Work required: Copy each line of the records that holds the string "soluções".

[BEGIN Material provided]

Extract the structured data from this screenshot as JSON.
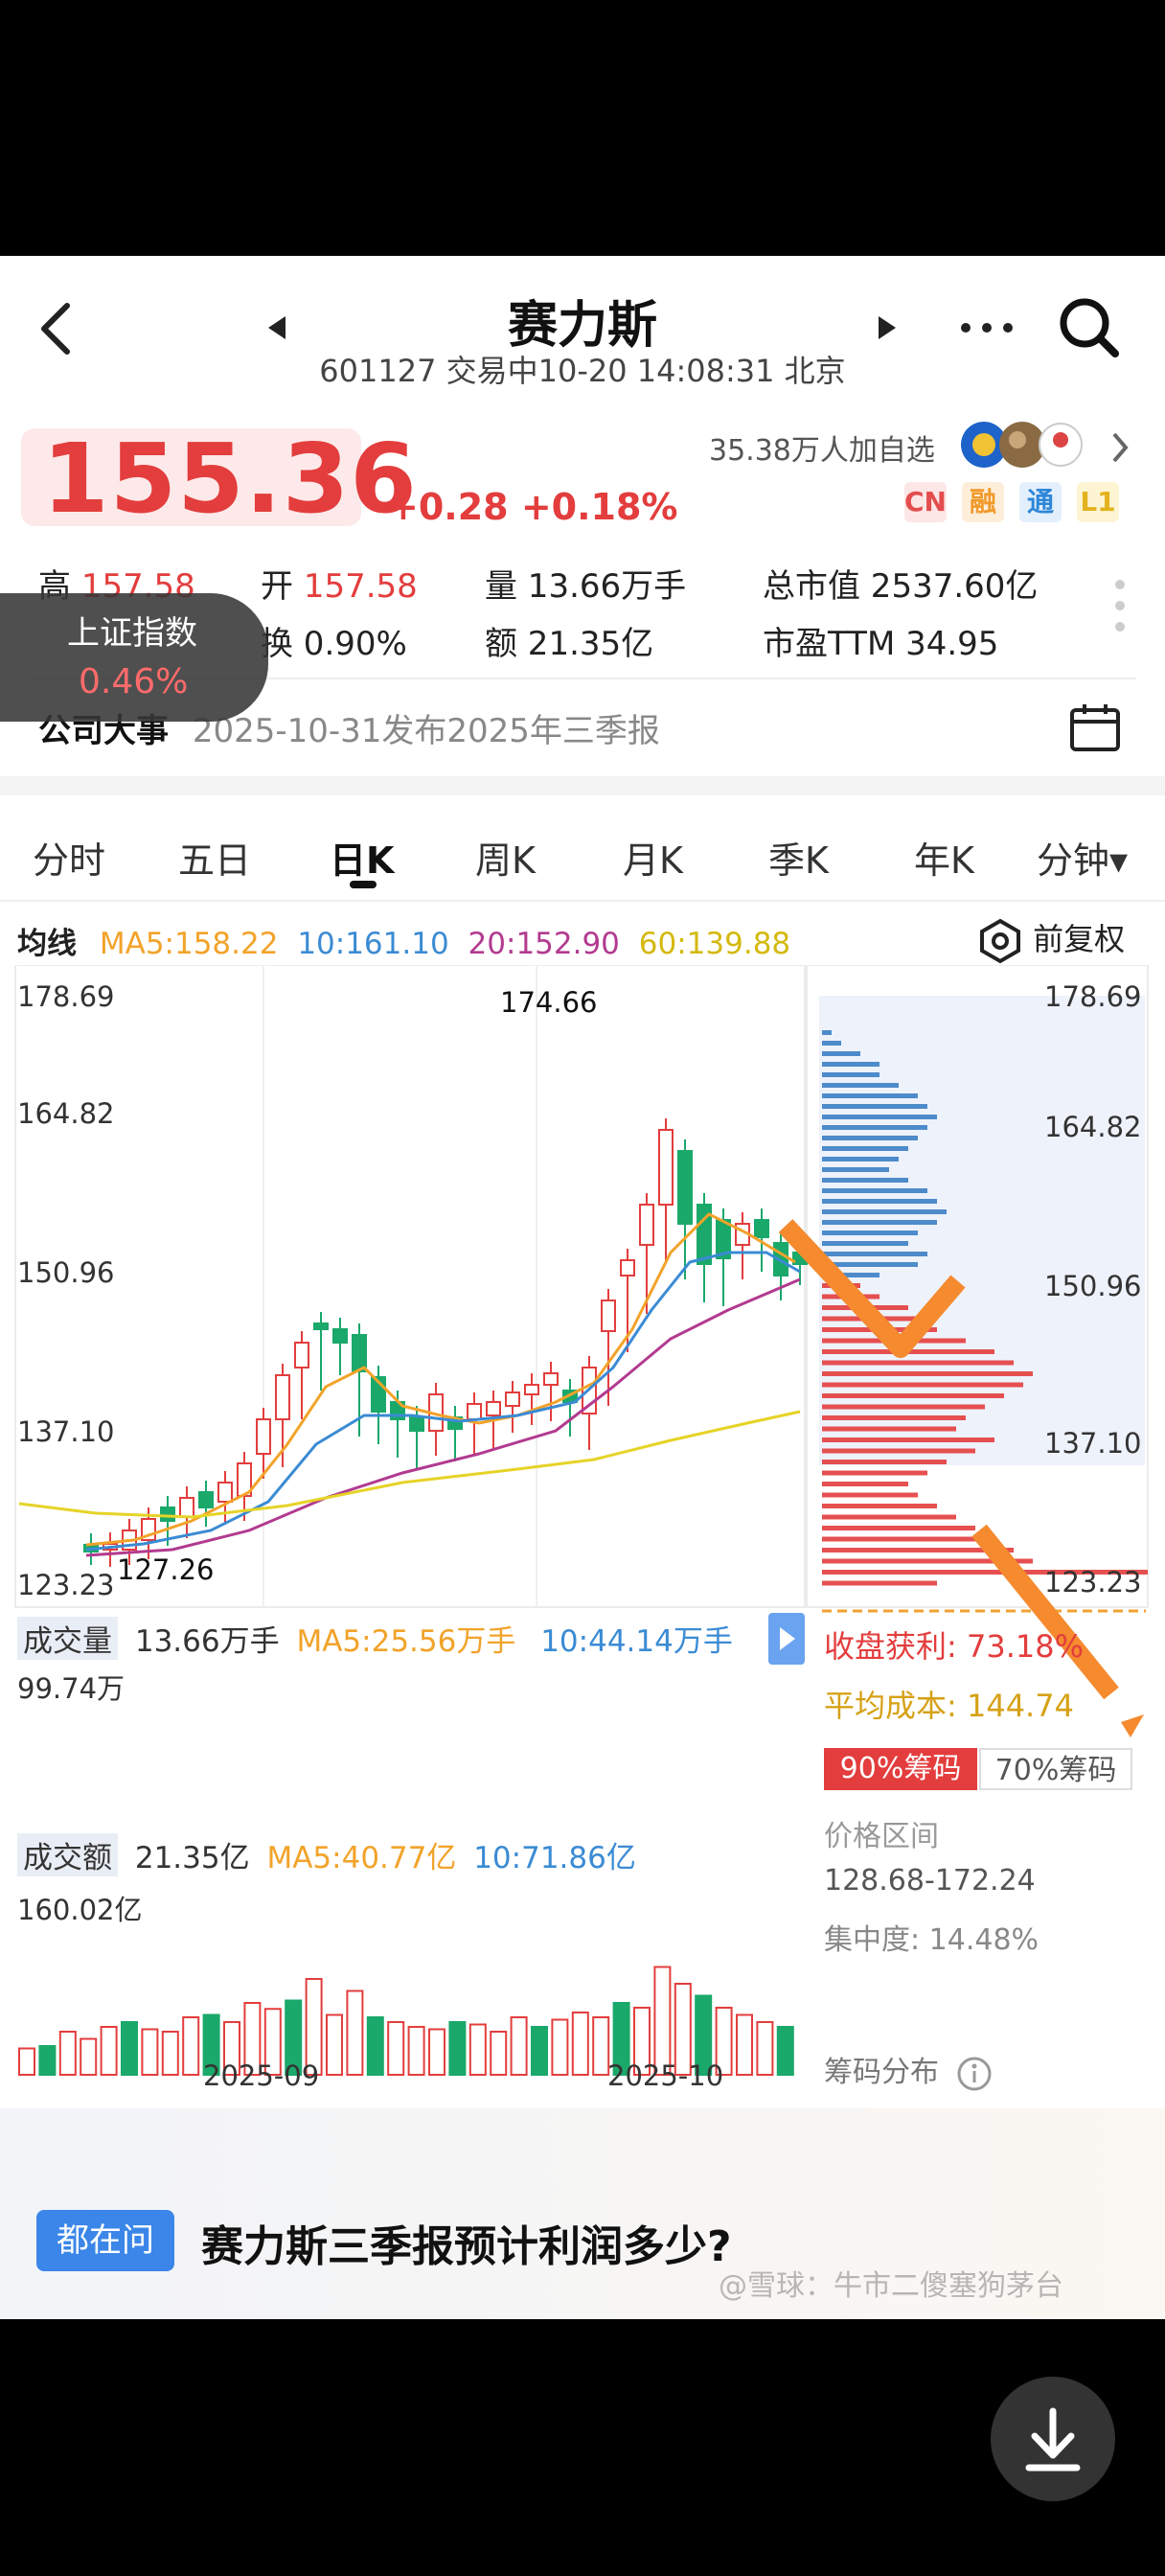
{
  "header": {
    "stock_name": "赛力斯",
    "subtitle": "601127 交易中10-20 14:08:31 北京"
  },
  "quote": {
    "price": "155.36",
    "change": "+0.28 +0.18%",
    "followers": "35.38万人加自选",
    "badges": [
      "CN",
      "融",
      "通",
      "L1"
    ],
    "stats": {
      "high_label": "高",
      "high_value": "157.58",
      "open_label": "开",
      "open_value": "157.58",
      "volume": "量 13.66万手",
      "market_cap": "总市值 2537.60亿",
      "turnover": "换 0.90%",
      "amount": "额 21.35亿",
      "pe": "市盈TTM 34.95"
    },
    "event_label": "公司大事",
    "event_text": "2025-10-31发布2025年三季报"
  },
  "index_tooltip": {
    "name": "上证指数",
    "change": "0.46%"
  },
  "tabs": [
    "分时",
    "五日",
    "日K",
    "周K",
    "月K",
    "季K",
    "年K",
    "分钟▾"
  ],
  "active_tab": "日K",
  "ma_legend": {
    "label": "均线",
    "ma5": "MA5:158.22",
    "ma10": "10:161.10",
    "ma20": "20:152.90",
    "ma60": "60:139.88",
    "adjust": "前复权"
  },
  "colors": {
    "up": "#e33d3d",
    "down": "#1aa86b",
    "ma5": "#f2a32a",
    "ma10": "#3b8bd4",
    "ma20": "#b23a8f",
    "ma60": "#e6d327",
    "arrow": "#f58a2e"
  },
  "price_axis": [
    "178.69",
    "164.82",
    "150.96",
    "137.10",
    "123.23"
  ],
  "kline_annotations": {
    "high": "174.66",
    "low": "127.26"
  },
  "volume_panel": {
    "label": "成交量",
    "value": "13.66万手",
    "ma5": "MA5:25.56万手",
    "ma10": "10:44.14万手",
    "max": "99.74万"
  },
  "amount_panel": {
    "label": "成交额",
    "value": "21.35亿",
    "ma5": "MA5:40.77亿",
    "ma10": "10:71.86亿",
    "max": "160.02亿"
  },
  "date_axis": [
    "2025-09",
    "2025-10"
  ],
  "chips": {
    "profit_label": "收盘获利:",
    "profit_value": "73.18%",
    "cost_label": "平均成本:",
    "cost_value": "144.74",
    "tab90": "90%筹码",
    "tab70": "70%筹码",
    "range_label": "价格区间",
    "range_value": "128.68-172.24",
    "concentration": "集中度: 14.48%",
    "dist_label": "筹码分布"
  },
  "ask": {
    "tag": "都在问",
    "question": "赛力斯三季报预计利润多少?"
  },
  "watermark": "@雪球：牛市二傻塞狗茅台"
}
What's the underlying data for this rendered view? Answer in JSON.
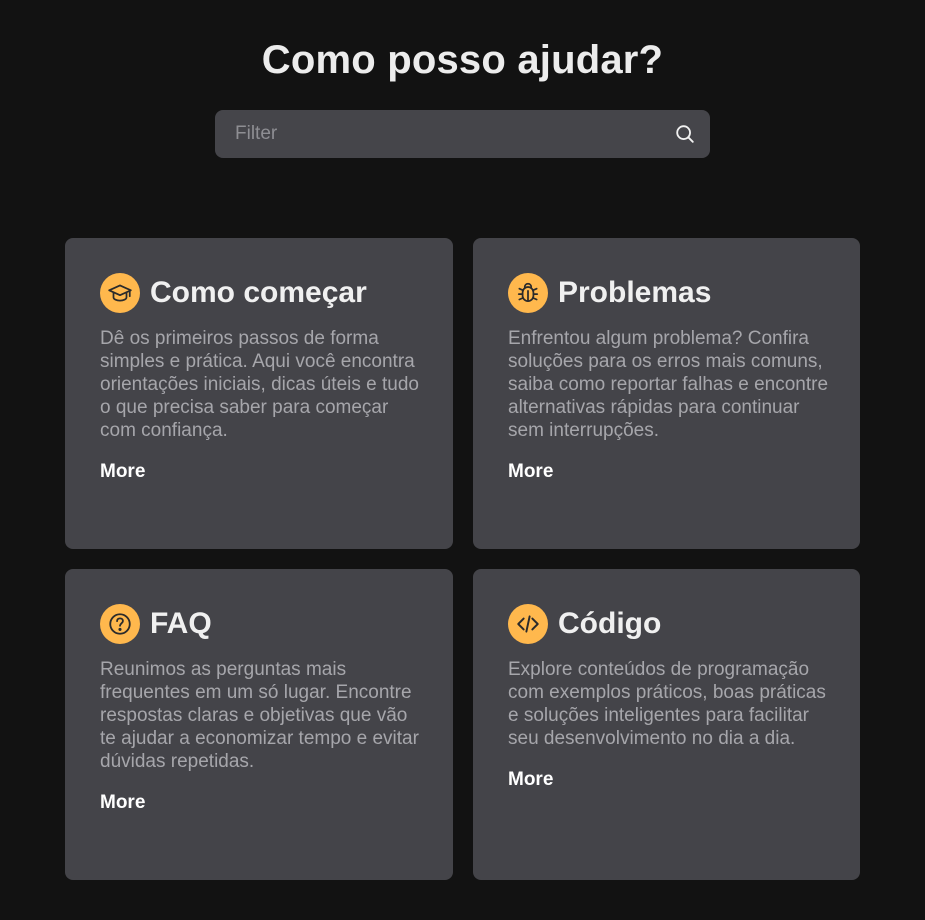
{
  "header": {
    "title": "Como posso ajudar?"
  },
  "search": {
    "placeholder": "Filter",
    "value": "",
    "icon": "search-icon"
  },
  "accent_color": "#ffb84d",
  "cards": [
    {
      "icon": "graduation-cap-icon",
      "title": "Como começar",
      "description": "Dê os primeiros passos de forma simples e prática. Aqui você encontra orientações iniciais, dicas úteis e tudo o que precisa saber para começar com confiança.",
      "link": "More"
    },
    {
      "icon": "bug-icon",
      "title": "Problemas",
      "description": "Enfrentou algum problema? Confira soluções para os erros mais comuns, saiba como reportar falhas e encontre alternativas rápidas para continuar sem interrupções.",
      "link": "More"
    },
    {
      "icon": "question-icon",
      "title": "FAQ",
      "description": "Reunimos as perguntas mais frequentes em um só lugar. Encontre respostas claras e objetivas que vão te ajudar a economizar tempo e evitar dúvidas repetidas.",
      "link": "More"
    },
    {
      "icon": "code-icon",
      "title": "Código",
      "description": "Explore conteúdos de programação com exemplos práticos, boas práticas e soluções inteligentes para facilitar seu desenvolvimento no dia a dia.",
      "link": "More"
    }
  ]
}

[END Material provided]

Written response:
      "description": "Enfrentou algum problema? Confira soluções para os erros mais comuns, saiba como reportar falhas e encontre alternativas rápidas para continuar sem interrupções.",
      "description": "Explore conteúdos de programação com exemplos práticos, boas práticas e soluções inteligentes para facilitar seu desenvolvimento no dia a dia.",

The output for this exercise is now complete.